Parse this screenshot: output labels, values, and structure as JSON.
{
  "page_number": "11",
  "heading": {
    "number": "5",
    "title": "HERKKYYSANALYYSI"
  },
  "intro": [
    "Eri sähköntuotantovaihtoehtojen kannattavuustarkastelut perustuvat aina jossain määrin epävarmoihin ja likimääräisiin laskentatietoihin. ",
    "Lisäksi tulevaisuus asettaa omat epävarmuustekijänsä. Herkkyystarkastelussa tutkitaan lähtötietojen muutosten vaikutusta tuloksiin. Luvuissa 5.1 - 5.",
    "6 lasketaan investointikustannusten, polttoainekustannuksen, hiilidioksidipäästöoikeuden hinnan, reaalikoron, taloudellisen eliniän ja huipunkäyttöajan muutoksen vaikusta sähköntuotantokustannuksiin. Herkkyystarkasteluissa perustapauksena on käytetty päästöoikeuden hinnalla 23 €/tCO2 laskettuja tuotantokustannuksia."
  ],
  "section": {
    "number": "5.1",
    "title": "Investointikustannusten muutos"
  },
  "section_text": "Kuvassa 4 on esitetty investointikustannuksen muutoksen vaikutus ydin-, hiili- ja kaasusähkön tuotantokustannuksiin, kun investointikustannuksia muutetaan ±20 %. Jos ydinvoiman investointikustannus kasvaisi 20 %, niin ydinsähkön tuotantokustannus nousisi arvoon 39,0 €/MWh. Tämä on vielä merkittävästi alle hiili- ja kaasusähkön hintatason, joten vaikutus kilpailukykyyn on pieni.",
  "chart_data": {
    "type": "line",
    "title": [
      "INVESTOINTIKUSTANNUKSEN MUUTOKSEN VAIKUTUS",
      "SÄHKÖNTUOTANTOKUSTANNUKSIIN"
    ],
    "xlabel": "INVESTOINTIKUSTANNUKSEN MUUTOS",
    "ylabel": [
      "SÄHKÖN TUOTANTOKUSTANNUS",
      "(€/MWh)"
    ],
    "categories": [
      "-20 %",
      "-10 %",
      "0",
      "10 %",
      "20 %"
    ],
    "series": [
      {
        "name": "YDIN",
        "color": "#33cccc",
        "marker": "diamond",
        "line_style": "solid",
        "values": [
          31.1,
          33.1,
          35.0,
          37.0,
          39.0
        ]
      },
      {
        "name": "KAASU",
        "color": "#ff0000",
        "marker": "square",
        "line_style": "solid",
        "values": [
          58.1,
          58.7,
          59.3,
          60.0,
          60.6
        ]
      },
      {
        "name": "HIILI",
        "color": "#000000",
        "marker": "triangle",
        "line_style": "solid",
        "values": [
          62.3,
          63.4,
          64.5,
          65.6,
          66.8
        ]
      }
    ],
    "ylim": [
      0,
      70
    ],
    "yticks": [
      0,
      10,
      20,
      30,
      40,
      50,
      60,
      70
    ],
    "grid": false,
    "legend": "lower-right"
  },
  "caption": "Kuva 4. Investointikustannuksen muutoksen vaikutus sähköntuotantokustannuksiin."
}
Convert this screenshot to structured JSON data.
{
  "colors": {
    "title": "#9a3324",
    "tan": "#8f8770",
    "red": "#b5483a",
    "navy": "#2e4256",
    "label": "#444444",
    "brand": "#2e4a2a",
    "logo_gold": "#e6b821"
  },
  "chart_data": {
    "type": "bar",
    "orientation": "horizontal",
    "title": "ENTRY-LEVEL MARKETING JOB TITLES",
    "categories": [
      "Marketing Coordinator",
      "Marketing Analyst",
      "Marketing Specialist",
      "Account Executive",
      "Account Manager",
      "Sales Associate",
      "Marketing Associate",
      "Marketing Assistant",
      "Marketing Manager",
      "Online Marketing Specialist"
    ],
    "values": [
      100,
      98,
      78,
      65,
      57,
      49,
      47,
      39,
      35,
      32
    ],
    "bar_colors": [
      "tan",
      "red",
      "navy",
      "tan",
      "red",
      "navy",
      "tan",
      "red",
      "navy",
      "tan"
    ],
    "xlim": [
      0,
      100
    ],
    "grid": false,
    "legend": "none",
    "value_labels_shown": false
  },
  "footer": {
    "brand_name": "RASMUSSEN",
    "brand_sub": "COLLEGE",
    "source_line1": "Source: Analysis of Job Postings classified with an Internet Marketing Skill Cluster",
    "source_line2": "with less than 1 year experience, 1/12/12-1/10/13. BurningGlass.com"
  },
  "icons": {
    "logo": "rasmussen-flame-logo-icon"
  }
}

» **STATED PROBLEM**
All the entries above need to be reproduced exactly.

» **EXPECTED ANSWER**
Parse this screenshot: output labels, values, and structure as JSON.
{
  "page_number": "11",
  "heading": {
    "number": "5",
    "title": "HERKKYYSANALYYSI"
  },
  "intro": [
    "Eri sähköntuotantovaihtoehtojen kannattavuustarkastelut perustuvat aina jossain määrin epävarmoihin ja likimääräisiin laskentatietoihin. ",
    "Lisäksi tulevaisuus asettaa omat epävarmuustekijänsä. Herkkyystarkastelussa tutkitaan lähtötietojen muutosten vaikutusta tuloksiin. Luvuissa 5.1 - 5.",
    "6 lasketaan investointikustannusten, polttoainekustannuksen, hiilidioksidipäästöoikeuden hinnan, reaalikoron, taloudellisen eliniän ja huipunkäyttöajan muutoksen vaikusta sähköntuotantokustannuksiin. Herkkyystarkasteluissa perustapauksena on käytetty päästöoikeuden hinnalla 23 €/tCO2 laskettuja tuotantokustannuksia."
  ],
  "section": {
    "number": "5.1",
    "title": "Investointikustannusten muutos"
  },
  "section_text": "Kuvassa 4 on esitetty investointikustannuksen muutoksen vaikutus ydin-, hiili- ja kaasusähkön tuotantokustannuksiin, kun investointikustannuksia muutetaan ±20 %. Jos ydinvoiman investointikustannus kasvaisi 20 %, niin ydinsähkön tuotantokustannus nousisi arvoon 39,0 €/MWh. Tämä on vielä merkittävästi alle hiili- ja kaasusähkön hintatason, joten vaikutus kilpailukykyyn on pieni.",
  "chart_data": {
    "type": "line",
    "title": [
      "INVESTOINTIKUSTANNUKSEN MUUTOKSEN VAIKUTUS",
      "SÄHKÖNTUOTANTOKUSTANNUKSIIN"
    ],
    "xlabel": "INVESTOINTIKUSTANNUKSEN MUUTOS",
    "ylabel": [
      "SÄHKÖN TUOTANTOKUSTANNUS",
      "(€/MWh)"
    ],
    "categories": [
      "-20 %",
      "-10 %",
      "0",
      "10 %",
      "20 %"
    ],
    "series": [
      {
        "name": "YDIN",
        "color": "#33cccc",
        "marker": "diamond",
        "line_style": "solid",
        "values": [
          31.1,
          33.1,
          35.0,
          37.0,
          39.0
        ]
      },
      {
        "name": "KAASU",
        "color": "#ff0000",
        "marker": "square",
        "line_style": "solid",
        "values": [
          58.1,
          58.7,
          59.3,
          60.0,
          60.6
        ]
      },
      {
        "name": "HIILI",
        "color": "#000000",
        "marker": "triangle",
        "line_style": "solid",
        "values": [
          62.3,
          63.4,
          64.5,
          65.6,
          66.8
        ]
      }
    ],
    "ylim": [
      0,
      70
    ],
    "yticks": [
      0,
      10,
      20,
      30,
      40,
      50,
      60,
      70
    ],
    "grid": false,
    "legend": "lower-right"
  },
  "caption": "Kuva 4. Investointikustannuksen muutoksen vaikutus sähköntuotantokustannuksiin."
}
Convert this screenshot to structured JSON data.
{
  "colors": {
    "title": "#9a3324",
    "tan": "#8f8770",
    "red": "#b5483a",
    "navy": "#2e4256",
    "label": "#444444",
    "brand": "#2e4a2a",
    "logo_gold": "#e6b821"
  },
  "chart_data": {
    "type": "bar",
    "orientation": "horizontal",
    "title": "ENTRY-LEVEL MARKETING JOB TITLES",
    "categories": [
      "Marketing Coordinator",
      "Marketing Analyst",
      "Marketing Specialist",
      "Account Executive",
      "Account Manager",
      "Sales Associate",
      "Marketing Associate",
      "Marketing Assistant",
      "Marketing Manager",
      "Online Marketing Specialist"
    ],
    "values": [
      100,
      98,
      78,
      65,
      57,
      49,
      47,
      39,
      35,
      32
    ],
    "bar_colors": [
      "tan",
      "red",
      "navy",
      "tan",
      "red",
      "navy",
      "tan",
      "red",
      "navy",
      "tan"
    ],
    "xlim": [
      0,
      100
    ],
    "grid": false,
    "legend": "none",
    "value_labels_shown": false
  },
  "footer": {
    "brand_name": "RASMUSSEN",
    "brand_sub": "COLLEGE",
    "source_line1": "Source: Analysis of Job Postings classified with an Internet Marketing Skill Cluster",
    "source_line2": "with less than 1 year experience, 1/12/12-1/10/13. BurningGlass.com"
  },
  "icons": {
    "logo": "rasmussen-flame-logo-icon"
  }
}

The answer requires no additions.